Record extracts:
## Start

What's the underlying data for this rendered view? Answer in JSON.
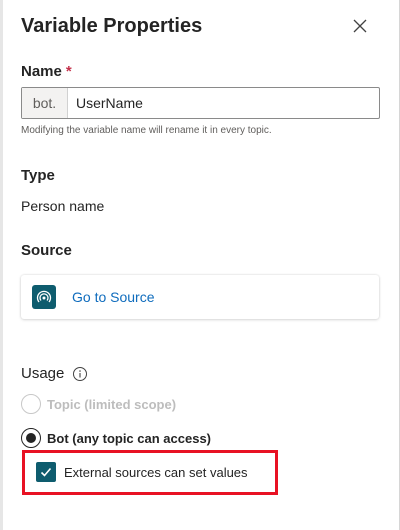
{
  "panel": {
    "title": "Variable Properties",
    "close_icon": "close-icon"
  },
  "name_section": {
    "label": "Name",
    "required_marker": "*",
    "prefix": "bot.",
    "value": "UserName",
    "helper": "Modifying the variable name will rename it in every topic."
  },
  "type_section": {
    "label": "Type",
    "value": "Person name"
  },
  "source_section": {
    "label": "Source",
    "link_label": "Go to Source",
    "icon": "broadcast-icon"
  },
  "usage_section": {
    "label": "Usage",
    "info_icon": "info-icon",
    "options": [
      {
        "label": "Topic (limited scope)",
        "selected": false,
        "disabled": true
      },
      {
        "label": "Bot (any topic can access)",
        "selected": true,
        "disabled": false
      }
    ],
    "external": {
      "label": "External sources can set values",
      "checked": true
    }
  },
  "colors": {
    "accent": "#0e5c6e",
    "link": "#0f6cbd",
    "required": "#c4314b",
    "highlight": "#e81123"
  }
}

## End

Goal:
Leave out the pictures and return every record word for word.

Task solution:
What's the underlying data for this rendered view? Answer in JSON.
{
  "panel": {
    "title": "Variable Properties",
    "close_icon": "close-icon"
  },
  "name_section": {
    "label": "Name",
    "required_marker": "*",
    "prefix": "bot.",
    "value": "UserName",
    "helper": "Modifying the variable name will rename it in every topic."
  },
  "type_section": {
    "label": "Type",
    "value": "Person name"
  },
  "source_section": {
    "label": "Source",
    "link_label": "Go to Source",
    "icon": "broadcast-icon"
  },
  "usage_section": {
    "label": "Usage",
    "info_icon": "info-icon",
    "options": [
      {
        "label": "Topic (limited scope)",
        "selected": false,
        "disabled": true
      },
      {
        "label": "Bot (any topic can access)",
        "selected": true,
        "disabled": false
      }
    ],
    "external": {
      "label": "External sources can set values",
      "checked": true
    }
  },
  "colors": {
    "accent": "#0e5c6e",
    "link": "#0f6cbd",
    "required": "#c4314b",
    "highlight": "#e81123"
  }
}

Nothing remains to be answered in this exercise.